STATED GOAL :: Across the listing below, count the lines that mention the string "Квітки". Reply with the figure only.

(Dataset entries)
......

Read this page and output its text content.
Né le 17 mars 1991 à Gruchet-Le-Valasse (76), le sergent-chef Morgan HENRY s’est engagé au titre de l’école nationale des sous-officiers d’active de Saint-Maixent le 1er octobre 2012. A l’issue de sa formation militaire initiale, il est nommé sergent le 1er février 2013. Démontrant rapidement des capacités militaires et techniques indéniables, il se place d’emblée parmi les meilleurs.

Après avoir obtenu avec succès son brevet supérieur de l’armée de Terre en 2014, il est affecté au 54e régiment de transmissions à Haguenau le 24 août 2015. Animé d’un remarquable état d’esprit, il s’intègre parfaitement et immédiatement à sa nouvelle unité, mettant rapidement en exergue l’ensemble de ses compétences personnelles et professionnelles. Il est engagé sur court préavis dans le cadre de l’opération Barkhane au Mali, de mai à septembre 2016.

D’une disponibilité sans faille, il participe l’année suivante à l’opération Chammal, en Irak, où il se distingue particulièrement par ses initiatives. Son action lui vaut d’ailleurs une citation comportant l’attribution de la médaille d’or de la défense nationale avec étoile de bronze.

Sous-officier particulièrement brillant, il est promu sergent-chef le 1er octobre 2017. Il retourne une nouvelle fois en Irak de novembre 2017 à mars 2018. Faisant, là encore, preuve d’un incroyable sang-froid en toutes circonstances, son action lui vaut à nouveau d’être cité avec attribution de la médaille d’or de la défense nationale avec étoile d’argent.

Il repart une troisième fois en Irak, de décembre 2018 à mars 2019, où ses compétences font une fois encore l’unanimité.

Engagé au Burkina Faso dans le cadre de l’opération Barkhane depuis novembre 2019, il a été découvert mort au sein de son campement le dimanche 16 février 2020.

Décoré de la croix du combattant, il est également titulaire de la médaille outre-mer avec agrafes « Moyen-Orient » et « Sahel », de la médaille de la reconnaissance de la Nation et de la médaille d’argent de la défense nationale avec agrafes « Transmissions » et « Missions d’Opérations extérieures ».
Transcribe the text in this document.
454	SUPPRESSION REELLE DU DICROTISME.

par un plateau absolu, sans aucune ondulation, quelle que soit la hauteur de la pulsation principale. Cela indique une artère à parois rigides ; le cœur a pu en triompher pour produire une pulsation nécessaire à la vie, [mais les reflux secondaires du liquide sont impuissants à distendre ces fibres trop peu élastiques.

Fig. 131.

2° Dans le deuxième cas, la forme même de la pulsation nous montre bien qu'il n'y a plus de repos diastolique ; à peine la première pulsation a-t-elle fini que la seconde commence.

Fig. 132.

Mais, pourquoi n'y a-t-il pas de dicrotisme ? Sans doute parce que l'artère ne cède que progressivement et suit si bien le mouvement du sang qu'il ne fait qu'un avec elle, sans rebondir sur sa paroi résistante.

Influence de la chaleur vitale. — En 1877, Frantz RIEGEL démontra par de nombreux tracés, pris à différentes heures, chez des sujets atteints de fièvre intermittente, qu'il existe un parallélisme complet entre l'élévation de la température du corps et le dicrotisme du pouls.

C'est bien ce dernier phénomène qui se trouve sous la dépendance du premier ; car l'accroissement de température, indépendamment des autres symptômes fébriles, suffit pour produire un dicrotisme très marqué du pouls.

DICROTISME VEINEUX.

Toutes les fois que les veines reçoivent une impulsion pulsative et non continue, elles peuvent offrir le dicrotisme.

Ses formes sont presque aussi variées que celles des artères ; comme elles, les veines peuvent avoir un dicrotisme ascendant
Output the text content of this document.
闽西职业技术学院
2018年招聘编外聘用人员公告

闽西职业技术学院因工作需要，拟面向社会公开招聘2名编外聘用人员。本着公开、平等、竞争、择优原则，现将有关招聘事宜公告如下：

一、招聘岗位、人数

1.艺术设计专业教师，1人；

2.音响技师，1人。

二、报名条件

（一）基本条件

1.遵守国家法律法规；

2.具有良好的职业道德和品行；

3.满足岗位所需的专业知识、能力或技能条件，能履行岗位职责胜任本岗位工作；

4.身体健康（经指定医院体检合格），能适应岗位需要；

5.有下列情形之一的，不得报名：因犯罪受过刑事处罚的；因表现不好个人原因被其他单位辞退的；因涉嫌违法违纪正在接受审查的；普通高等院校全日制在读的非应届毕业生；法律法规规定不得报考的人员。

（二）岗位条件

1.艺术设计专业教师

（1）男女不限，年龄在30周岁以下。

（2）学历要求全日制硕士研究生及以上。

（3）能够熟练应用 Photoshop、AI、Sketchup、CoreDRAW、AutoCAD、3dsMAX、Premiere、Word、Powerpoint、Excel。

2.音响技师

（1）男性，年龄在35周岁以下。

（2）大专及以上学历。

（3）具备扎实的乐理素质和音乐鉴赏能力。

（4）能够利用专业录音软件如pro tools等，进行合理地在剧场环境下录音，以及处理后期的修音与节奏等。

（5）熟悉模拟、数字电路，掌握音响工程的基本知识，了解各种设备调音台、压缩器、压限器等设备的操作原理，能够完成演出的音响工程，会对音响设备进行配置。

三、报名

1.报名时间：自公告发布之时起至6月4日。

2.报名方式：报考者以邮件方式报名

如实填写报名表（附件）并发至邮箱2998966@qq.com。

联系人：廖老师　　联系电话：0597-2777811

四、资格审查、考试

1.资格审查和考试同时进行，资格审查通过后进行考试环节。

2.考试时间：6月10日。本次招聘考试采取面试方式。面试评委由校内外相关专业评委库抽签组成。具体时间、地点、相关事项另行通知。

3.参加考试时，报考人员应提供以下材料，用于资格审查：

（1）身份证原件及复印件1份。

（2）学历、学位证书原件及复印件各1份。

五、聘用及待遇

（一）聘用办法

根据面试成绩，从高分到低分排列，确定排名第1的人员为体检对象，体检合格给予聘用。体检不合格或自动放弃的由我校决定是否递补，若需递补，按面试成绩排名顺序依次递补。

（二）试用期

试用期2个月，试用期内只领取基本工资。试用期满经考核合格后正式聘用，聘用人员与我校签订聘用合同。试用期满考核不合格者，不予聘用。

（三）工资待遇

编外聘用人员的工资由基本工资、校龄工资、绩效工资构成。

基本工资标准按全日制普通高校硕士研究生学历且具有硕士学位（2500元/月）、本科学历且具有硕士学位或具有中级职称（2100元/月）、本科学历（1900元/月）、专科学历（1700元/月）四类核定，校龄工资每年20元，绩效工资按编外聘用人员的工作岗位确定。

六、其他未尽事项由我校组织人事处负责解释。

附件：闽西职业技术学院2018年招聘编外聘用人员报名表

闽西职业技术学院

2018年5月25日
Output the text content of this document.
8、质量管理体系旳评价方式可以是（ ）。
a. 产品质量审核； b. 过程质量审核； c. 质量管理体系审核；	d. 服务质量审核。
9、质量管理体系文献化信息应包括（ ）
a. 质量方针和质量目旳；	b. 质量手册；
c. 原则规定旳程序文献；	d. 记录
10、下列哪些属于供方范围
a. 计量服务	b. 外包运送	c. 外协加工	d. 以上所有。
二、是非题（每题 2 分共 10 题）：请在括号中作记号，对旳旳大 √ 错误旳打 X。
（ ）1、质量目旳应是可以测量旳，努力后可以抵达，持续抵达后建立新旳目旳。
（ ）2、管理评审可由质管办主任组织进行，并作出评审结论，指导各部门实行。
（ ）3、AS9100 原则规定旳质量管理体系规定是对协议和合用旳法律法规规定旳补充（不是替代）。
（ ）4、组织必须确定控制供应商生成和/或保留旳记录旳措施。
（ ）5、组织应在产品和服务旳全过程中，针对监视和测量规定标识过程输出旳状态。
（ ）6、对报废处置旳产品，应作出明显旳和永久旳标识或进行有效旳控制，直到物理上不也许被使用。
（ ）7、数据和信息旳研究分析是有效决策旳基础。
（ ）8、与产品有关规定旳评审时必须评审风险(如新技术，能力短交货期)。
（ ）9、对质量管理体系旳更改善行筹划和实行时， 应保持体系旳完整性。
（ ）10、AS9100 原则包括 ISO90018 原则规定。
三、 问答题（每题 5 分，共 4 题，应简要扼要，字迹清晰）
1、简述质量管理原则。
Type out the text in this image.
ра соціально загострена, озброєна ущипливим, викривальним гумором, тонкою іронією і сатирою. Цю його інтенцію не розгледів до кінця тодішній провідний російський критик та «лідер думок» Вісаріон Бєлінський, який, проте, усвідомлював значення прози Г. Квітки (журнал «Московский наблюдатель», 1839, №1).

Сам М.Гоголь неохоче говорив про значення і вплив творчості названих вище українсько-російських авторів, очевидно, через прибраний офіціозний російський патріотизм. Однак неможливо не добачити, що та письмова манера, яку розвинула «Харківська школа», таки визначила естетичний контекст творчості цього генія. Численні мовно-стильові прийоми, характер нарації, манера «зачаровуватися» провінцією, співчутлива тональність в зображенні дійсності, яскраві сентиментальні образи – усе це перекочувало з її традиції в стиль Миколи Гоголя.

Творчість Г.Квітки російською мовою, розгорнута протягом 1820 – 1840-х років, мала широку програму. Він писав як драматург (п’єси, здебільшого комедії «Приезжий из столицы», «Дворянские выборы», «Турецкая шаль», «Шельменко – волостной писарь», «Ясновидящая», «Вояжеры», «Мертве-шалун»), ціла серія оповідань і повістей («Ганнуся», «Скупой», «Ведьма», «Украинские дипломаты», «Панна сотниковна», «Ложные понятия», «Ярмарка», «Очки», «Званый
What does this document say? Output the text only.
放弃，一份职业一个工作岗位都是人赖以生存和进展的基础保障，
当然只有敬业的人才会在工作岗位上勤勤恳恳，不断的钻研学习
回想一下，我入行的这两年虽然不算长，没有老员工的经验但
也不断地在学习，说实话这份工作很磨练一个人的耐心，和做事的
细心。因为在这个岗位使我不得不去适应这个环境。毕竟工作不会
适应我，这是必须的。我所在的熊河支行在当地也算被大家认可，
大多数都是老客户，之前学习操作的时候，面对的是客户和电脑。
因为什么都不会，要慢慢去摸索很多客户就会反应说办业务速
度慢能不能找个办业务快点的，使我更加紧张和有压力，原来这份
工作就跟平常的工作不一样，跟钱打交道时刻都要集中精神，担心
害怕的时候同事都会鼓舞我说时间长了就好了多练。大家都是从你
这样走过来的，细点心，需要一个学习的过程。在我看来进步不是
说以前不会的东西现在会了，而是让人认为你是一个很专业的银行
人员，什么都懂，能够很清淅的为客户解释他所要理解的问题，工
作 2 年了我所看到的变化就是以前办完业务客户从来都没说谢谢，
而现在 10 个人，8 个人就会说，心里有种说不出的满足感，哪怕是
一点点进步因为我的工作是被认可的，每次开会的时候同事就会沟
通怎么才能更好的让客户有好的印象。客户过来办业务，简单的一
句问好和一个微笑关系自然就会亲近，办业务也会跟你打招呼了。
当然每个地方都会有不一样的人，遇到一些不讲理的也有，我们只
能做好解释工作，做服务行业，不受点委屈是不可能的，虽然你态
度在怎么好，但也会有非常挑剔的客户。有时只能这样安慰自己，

......

COMPLETE RESPONSE :: 2